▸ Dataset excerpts
BEGIN

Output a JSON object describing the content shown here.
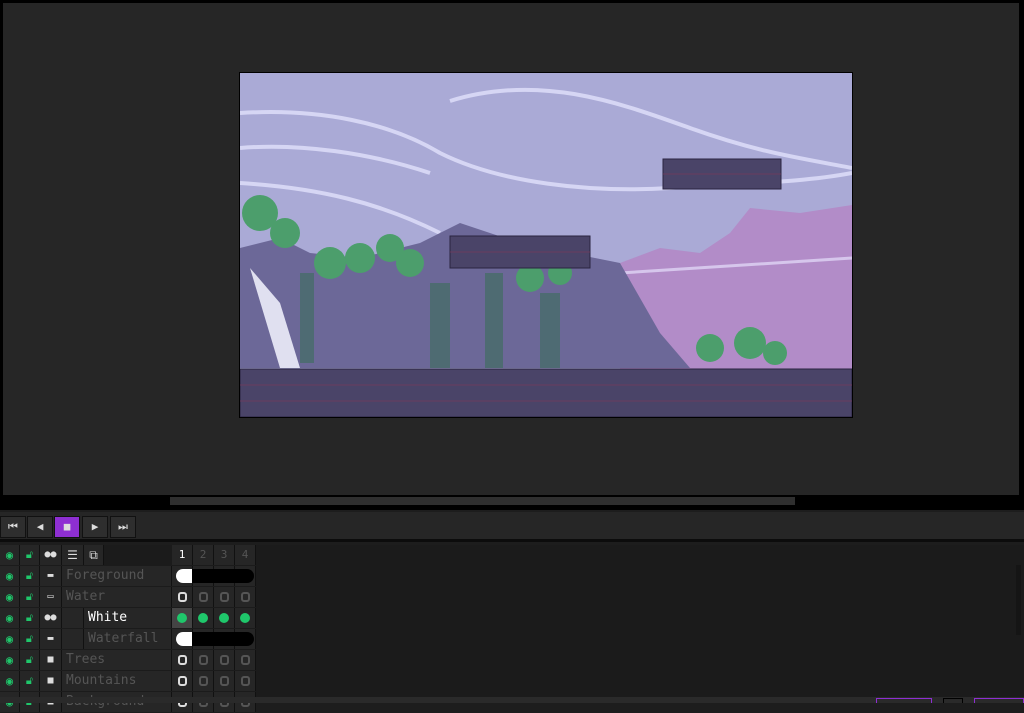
{
  "playback": {
    "buttons": [
      {
        "name": "first-frame",
        "icon": "⏮"
      },
      {
        "name": "previous-frame",
        "icon": "◀"
      },
      {
        "name": "play-stop",
        "icon": "■",
        "active": true
      },
      {
        "name": "next-frame",
        "icon": "▶"
      },
      {
        "name": "last-frame",
        "icon": "⏭"
      }
    ]
  },
  "timeline": {
    "frames": [
      "1",
      "2",
      "3",
      "4"
    ],
    "current_frame": "1",
    "layers": [
      {
        "name": "Foreground",
        "type": "continuous",
        "cels": "linked"
      },
      {
        "name": "Water",
        "type": "group",
        "cels": "empty"
      },
      {
        "name": "White",
        "type": "continuous-child",
        "selected": true,
        "cels": "filled"
      },
      {
        "name": "Waterfall",
        "type": "continuous-child",
        "cels": "linked"
      },
      {
        "name": "Trees",
        "type": "layer",
        "cels": "empty"
      },
      {
        "name": "Mountains",
        "type": "layer",
        "cels": "empty"
      },
      {
        "name": "Background",
        "type": "layer",
        "cels": "empty"
      }
    ]
  },
  "colors": {
    "accent": "#8e2fd2",
    "visible": "#1fc76b",
    "cel_fill": "#1fc76b"
  }
}
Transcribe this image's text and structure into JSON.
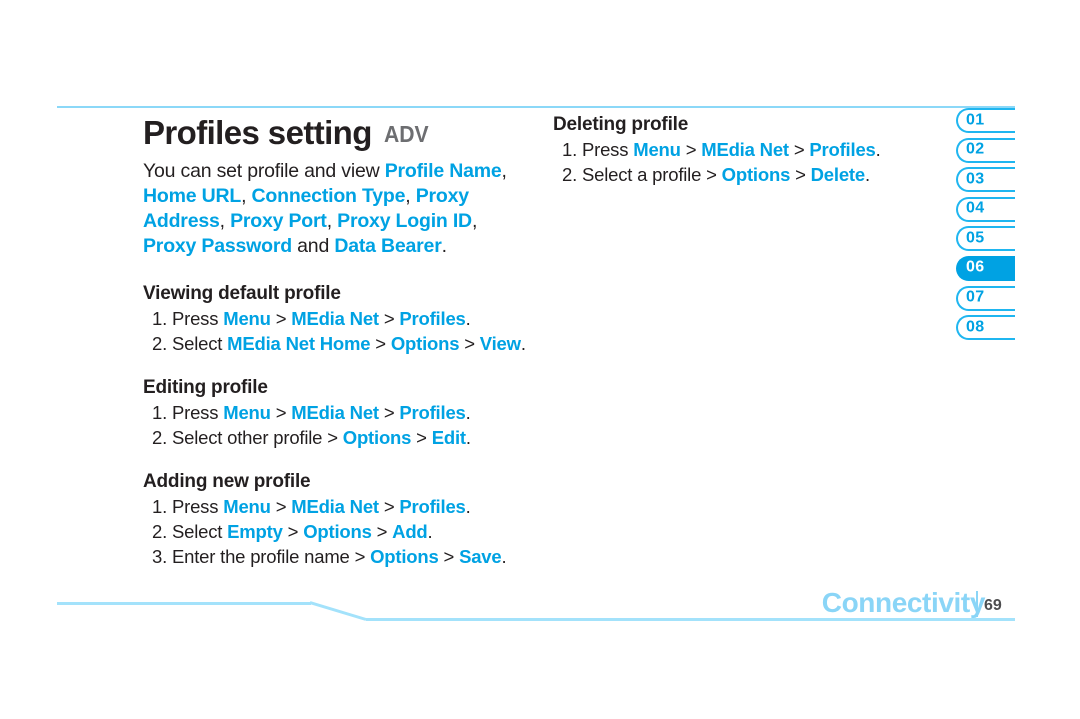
{
  "header": {
    "title": "Profiles setting",
    "badge": "ADV"
  },
  "intro": {
    "lead": "You can set profile and view ",
    "terms": [
      "Profile Name",
      "Home URL",
      "Connection Type",
      "Proxy Address",
      "Proxy Port",
      "Proxy Login ID",
      "Proxy Password",
      "Data Bearer"
    ],
    "conjunction": "and",
    "full_text": "You can set profile and view Profile Name, Home URL, Connection Type, Proxy Address, Proxy Port, Proxy Login ID, Proxy Password and Data Bearer."
  },
  "sections": {
    "viewing": {
      "heading": "Viewing default profile",
      "steps": [
        {
          "num": "1.",
          "verb": "Press",
          "path": [
            "Menu",
            "MEdia Net",
            "Profiles"
          ]
        },
        {
          "num": "2.",
          "verb": "Select",
          "path": [
            "MEdia Net Home",
            "Options",
            "View"
          ]
        }
      ]
    },
    "editing": {
      "heading": "Editing profile",
      "steps": [
        {
          "num": "1.",
          "verb": "Press",
          "path": [
            "Menu",
            "MEdia Net",
            "Profiles"
          ]
        },
        {
          "num": "2.",
          "verb": "Select",
          "plain": "other profile",
          "path": [
            "Options",
            "Edit"
          ]
        }
      ]
    },
    "adding": {
      "heading": "Adding new profile",
      "steps": [
        {
          "num": "1.",
          "verb": "Press",
          "path": [
            "Menu",
            "MEdia Net",
            "Profiles"
          ]
        },
        {
          "num": "2.",
          "verb": "Select",
          "path": [
            "Empty",
            "Options",
            "Add"
          ]
        },
        {
          "num": "3.",
          "verb": "Enter",
          "plain": "the profile name",
          "path": [
            "Options",
            "Save"
          ]
        }
      ]
    },
    "deleting": {
      "heading": "Deleting profile",
      "steps": [
        {
          "num": "1.",
          "verb": "Press",
          "path": [
            "Menu",
            "MEdia Net",
            "Profiles"
          ]
        },
        {
          "num": "2.",
          "verb": "Select",
          "plain": "a profile",
          "path": [
            "Options",
            "Delete"
          ]
        }
      ]
    }
  },
  "tab_index": {
    "items": [
      "01",
      "02",
      "03",
      "04",
      "05",
      "06",
      "07",
      "08"
    ],
    "active": "06"
  },
  "footer": {
    "chapter": "Connectivity",
    "page_number": "69"
  },
  "colors": {
    "accent_blue": "#00a2e3",
    "light_blue": "#8ad5f7",
    "rule_blue": "#a3e2fb",
    "text_dark": "#231f20",
    "badge_gray": "#6d6e71"
  }
}
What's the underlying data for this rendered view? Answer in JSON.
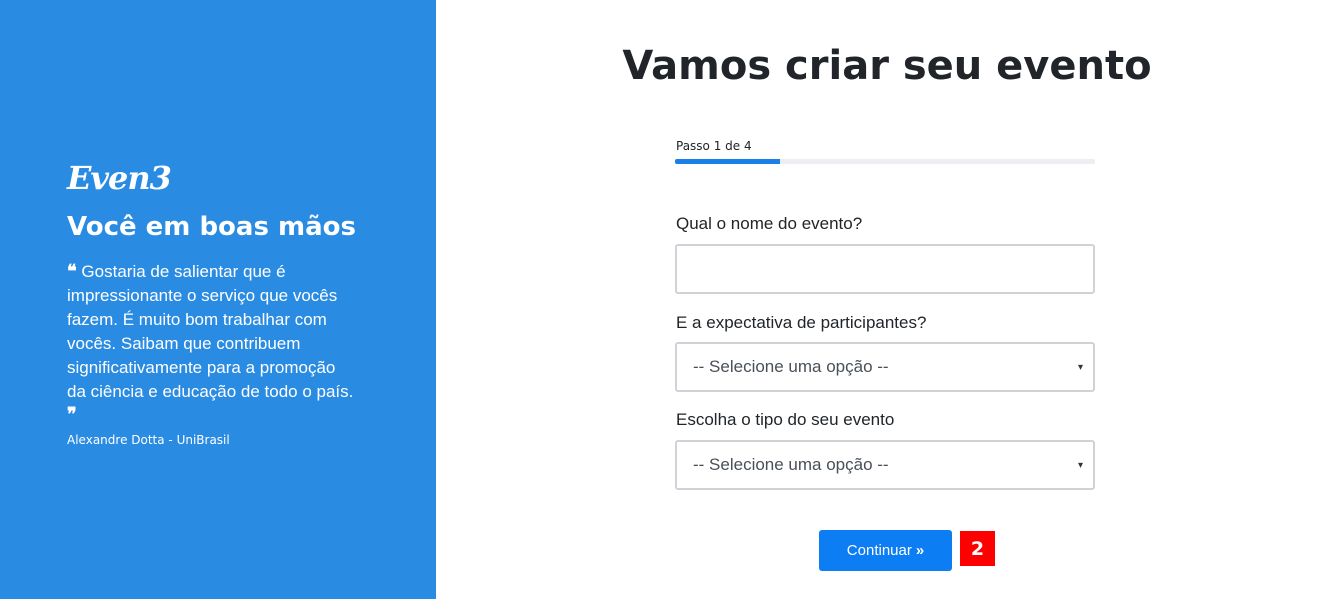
{
  "brand": {
    "logo": "Even3",
    "tagline": "Você em boas mãos",
    "quote": "Gostaria de salientar que é impressionante o serviço que vocês fazem. É muito bom trabalhar com vocês. Saibam que contribuem significativamente para a promoção da ciência e educação de todo o país.",
    "quote_open": "❝",
    "quote_close": "❞",
    "author": "Alexandre Dotta - UniBrasil"
  },
  "form": {
    "title": "Vamos criar seu evento",
    "step_label": "Passo 1 de 4",
    "progress_fraction": 0.25,
    "progress_color": "#1a7fe6",
    "event_name_label": "Qual o nome do evento?",
    "event_name_value": "",
    "participants_label": "E a expectativa de participantes?",
    "participants_value": "-- Selecione uma opção --",
    "event_type_label": "Escolha o tipo do seu evento",
    "event_type_value": "-- Selecione uma opção --",
    "caret_icon": "▾",
    "continue_label": "Continuar",
    "continue_icon": "»"
  },
  "badge": {
    "label": "2"
  },
  "colors": {
    "panel": "#2a8be3",
    "button": "#0d7df4",
    "badge": "#ff0000"
  }
}
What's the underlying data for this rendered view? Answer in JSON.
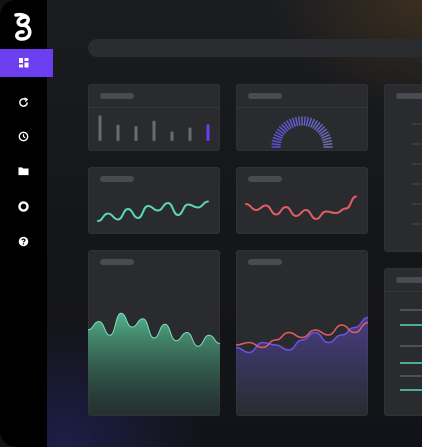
{
  "app": {
    "logo_letter": "g"
  },
  "colors": {
    "accent": "#6d3df0",
    "teal": "#5ad6b6",
    "red": "#e25d63",
    "purple": "#6a52e6",
    "area_green": "#56b891"
  },
  "sidebar": {
    "items": [
      {
        "icon": "dashboard-icon",
        "active": true
      },
      {
        "icon": "refresh-icon",
        "active": false
      },
      {
        "icon": "clock-icon",
        "active": false
      },
      {
        "icon": "folder-icon",
        "active": false
      },
      {
        "icon": "circle-icon",
        "active": false
      },
      {
        "icon": "help-icon",
        "active": false
      }
    ]
  },
  "search": {
    "placeholder": ""
  },
  "widgets": {
    "bars": {
      "values": [
        0.95,
        0.6,
        0.55,
        0.75,
        0.35,
        0.5,
        0.62
      ],
      "highlight_index": 6
    },
    "gauge": {
      "value": 1.0
    },
    "teal_line": {
      "values": [
        0.2,
        0.45,
        0.25,
        0.6,
        0.3,
        0.7,
        0.55,
        0.8,
        0.4,
        0.75,
        0.65,
        0.85
      ]
    },
    "red_line": {
      "values": [
        0.7,
        0.5,
        0.65,
        0.35,
        0.6,
        0.3,
        0.5,
        0.2,
        0.45,
        0.4,
        0.55,
        0.95
      ]
    },
    "area": {
      "values": [
        0.55,
        0.7,
        0.45,
        0.85,
        0.6,
        0.75,
        0.4,
        0.65,
        0.35,
        0.5,
        0.25,
        0.45,
        0.3
      ]
    },
    "dual_lines": {
      "red": [
        0.3,
        0.35,
        0.25,
        0.4,
        0.55,
        0.45,
        0.6,
        0.5,
        0.7,
        0.55,
        0.75
      ],
      "purple": [
        0.25,
        0.15,
        0.35,
        0.3,
        0.2,
        0.4,
        0.55,
        0.35,
        0.5,
        0.65,
        0.85
      ]
    }
  }
}
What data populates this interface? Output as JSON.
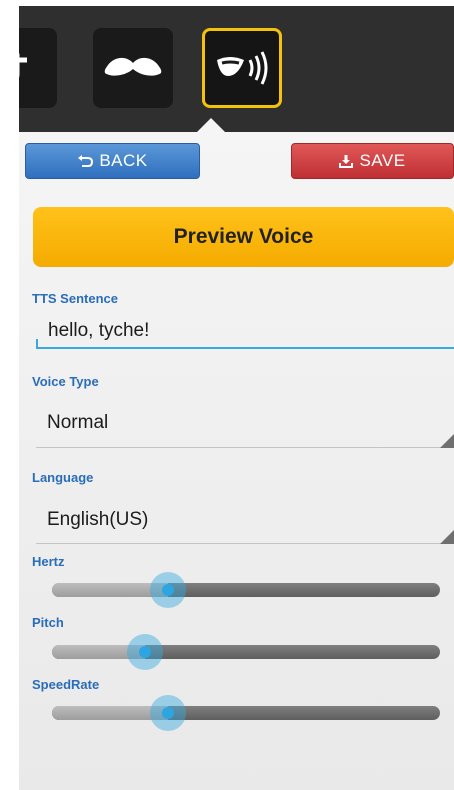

END

▸ Set problem
Drop the images and repeat the data exactly.

▸ Reply
Output a JSON object describing the content shown here.
{
  "playback": {
    "buttons": [
      {
        "name": "first-frame",
        "icon": "⏮"
      },
      {
        "name": "previous-frame",
        "icon": "◀"
      },
      {
        "name": "play-stop",
        "icon": "■",
        "active": true
      },
      {
        "name": "next-frame",
        "icon": "▶"
      },
      {
        "name": "last-frame",
        "icon": "⏭"
      }
    ]
  },
  "timeline": {
    "frames": [
      "1",
      "2",
      "3",
      "4"
    ],
    "current_frame": "1",
    "layers": [
      {
        "name": "Foreground",
        "type": "continuous",
        "cels": "linked"
      },
      {
        "name": "Water",
        "type": "group",
        "cels": "empty"
      },
      {
        "name": "White",
        "type": "continuous-child",
        "selected": true,
        "cels": "filled"
      },
      {
        "name": "Waterfall",
        "type": "continuous-child",
        "cels": "linked"
      },
      {
        "name": "Trees",
        "type": "layer",
        "cels": "empty"
      },
      {
        "name": "Mountains",
        "type": "layer",
        "cels": "empty"
      },
      {
        "name": "Background",
        "type": "layer",
        "cels": "empty"
      }
    ]
  },
  "colors": {
    "accent": "#8e2fd2",
    "visible": "#1fc76b",
    "cel_fill": "#1fc76b"
  }
}
Transcribe this image's text and structure into JSON.
{
  "header": {
    "title": "Profiles setting",
    "badge": "ADV"
  },
  "intro": {
    "lead": "You can set profile and view ",
    "terms": [
      "Profile Name",
      "Home URL",
      "Connection Type",
      "Proxy Address",
      "Proxy Port",
      "Proxy Login ID",
      "Proxy Password",
      "Data Bearer"
    ],
    "conjunction": "and",
    "full_text": "You can set profile and view Profile Name, Home URL, Connection Type, Proxy Address, Proxy Port, Proxy Login ID, Proxy Password and Data Bearer."
  },
  "sections": {
    "viewing": {
      "heading": "Viewing default profile",
      "steps": [
        {
          "num": "1.",
          "verb": "Press",
          "path": [
            "Menu",
            "MEdia Net",
            "Profiles"
          ]
        },
        {
          "num": "2.",
          "verb": "Select",
          "path": [
            "MEdia Net Home",
            "Options",
            "View"
          ]
        }
      ]
    },
    "editing": {
      "heading": "Editing profile",
      "steps": [
        {
          "num": "1.",
          "verb": "Press",
          "path": [
            "Menu",
            "MEdia Net",
            "Profiles"
          ]
        },
        {
          "num": "2.",
          "verb": "Select",
          "plain": "other profile",
          "path": [
            "Options",
            "Edit"
          ]
        }
      ]
    },
    "adding": {
      "heading": "Adding new profile",
      "steps": [
        {
          "num": "1.",
          "verb": "Press",
          "path": [
            "Menu",
            "MEdia Net",
            "Profiles"
          ]
        },
        {
          "num": "2.",
          "verb": "Select",
          "path": [
            "Empty",
            "Options",
            "Add"
          ]
        },
        {
          "num": "3.",
          "verb": "Enter",
          "plain": "the profile name",
          "path": [
            "Options",
            "Save"
          ]
        }
      ]
    },
    "deleting": {
      "heading": "Deleting profile",
      "steps": [
        {
          "num": "1.",
          "verb": "Press",
          "path": [
            "Menu",
            "MEdia Net",
            "Profiles"
          ]
        },
        {
          "num": "2.",
          "verb": "Select",
          "plain": "a profile",
          "path": [
            "Options",
            "Delete"
          ]
        }
      ]
    }
  },
  "tab_index": {
    "items": [
      "01",
      "02",
      "03",
      "04",
      "05",
      "06",
      "07",
      "08"
    ],
    "active": "06"
  },
  "footer": {
    "chapter": "Connectivity",
    "page_number": "69"
  },
  "colors": {
    "accent_blue": "#00a2e3",
    "light_blue": "#8ad5f7",
    "rule_blue": "#a3e2fb",
    "text_dark": "#231f20",
    "badge_gray": "#6d6e71"
  }
}
What's the underlying data for this rendered view? Answer in JSON.
{
  "brand": {
    "logo": "Even3",
    "tagline": "Você em boas mãos",
    "quote": "Gostaria de salientar que é impressionante o serviço que vocês fazem. É muito bom trabalhar com vocês. Saibam que contribuem significativamente para a promoção da ciência e educação de todo o país.",
    "quote_open": "❝",
    "quote_close": "❞",
    "author": "Alexandre Dotta - UniBrasil"
  },
  "form": {
    "title": "Vamos criar seu evento",
    "step_label": "Passo 1 de 4",
    "progress_fraction": 0.25,
    "progress_color": "#1a7fe6",
    "event_name_label": "Qual o nome do evento?",
    "event_name_value": "",
    "participants_label": "E a expectativa de participantes?",
    "participants_value": "-- Selecione uma opção --",
    "event_type_label": "Escolha o tipo do seu evento",
    "event_type_value": "-- Selecione uma opção --",
    "caret_icon": "▾",
    "continue_label": "Continuar",
    "continue_icon": "»"
  },
  "badge": {
    "label": "2"
  },
  "colors": {
    "panel": "#2a8be3",
    "button": "#0d7df4",
    "badge": "#ff0000"
  }
}
What's the underlying data for this rendered view? Answer in JSON.
{
  "app": {
    "logo_letter": "g"
  },
  "colors": {
    "accent": "#6d3df0",
    "teal": "#5ad6b6",
    "red": "#e25d63",
    "purple": "#6a52e6",
    "area_green": "#56b891"
  },
  "sidebar": {
    "items": [
      {
        "icon": "dashboard-icon",
        "active": true
      },
      {
        "icon": "refresh-icon",
        "active": false
      },
      {
        "icon": "clock-icon",
        "active": false
      },
      {
        "icon": "folder-icon",
        "active": false
      },
      {
        "icon": "circle-icon",
        "active": false
      },
      {
        "icon": "help-icon",
        "active": false
      }
    ]
  },
  "search": {
    "placeholder": ""
  },
  "widgets": {
    "bars": {
      "values": [
        0.95,
        0.6,
        0.55,
        0.75,
        0.35,
        0.5,
        0.62
      ],
      "highlight_index": 6
    },
    "gauge": {
      "value": 1.0
    },
    "teal_line": {
      "values": [
        0.2,
        0.45,
        0.25,
        0.6,
        0.3,
        0.7,
        0.55,
        0.8,
        0.4,
        0.75,
        0.65,
        0.85
      ]
    },
    "red_line": {
      "values": [
        0.7,
        0.5,
        0.65,
        0.35,
        0.6,
        0.3,
        0.5,
        0.2,
        0.45,
        0.4,
        0.55,
        0.95
      ]
    },
    "area": {
      "values": [
        0.55,
        0.7,
        0.45,
        0.85,
        0.6,
        0.75,
        0.4,
        0.65,
        0.35,
        0.5,
        0.25,
        0.45,
        0.3
      ]
    },
    "dual_lines": {
      "red": [
        0.3,
        0.35,
        0.25,
        0.4,
        0.55,
        0.45,
        0.6,
        0.5,
        0.7,
        0.55,
        0.75
      ],
      "purple": [
        0.25,
        0.15,
        0.35,
        0.3,
        0.2,
        0.4,
        0.55,
        0.35,
        0.5,
        0.65,
        0.85
      ]
    }
  }
}
What data populates this interface? Output as JSON.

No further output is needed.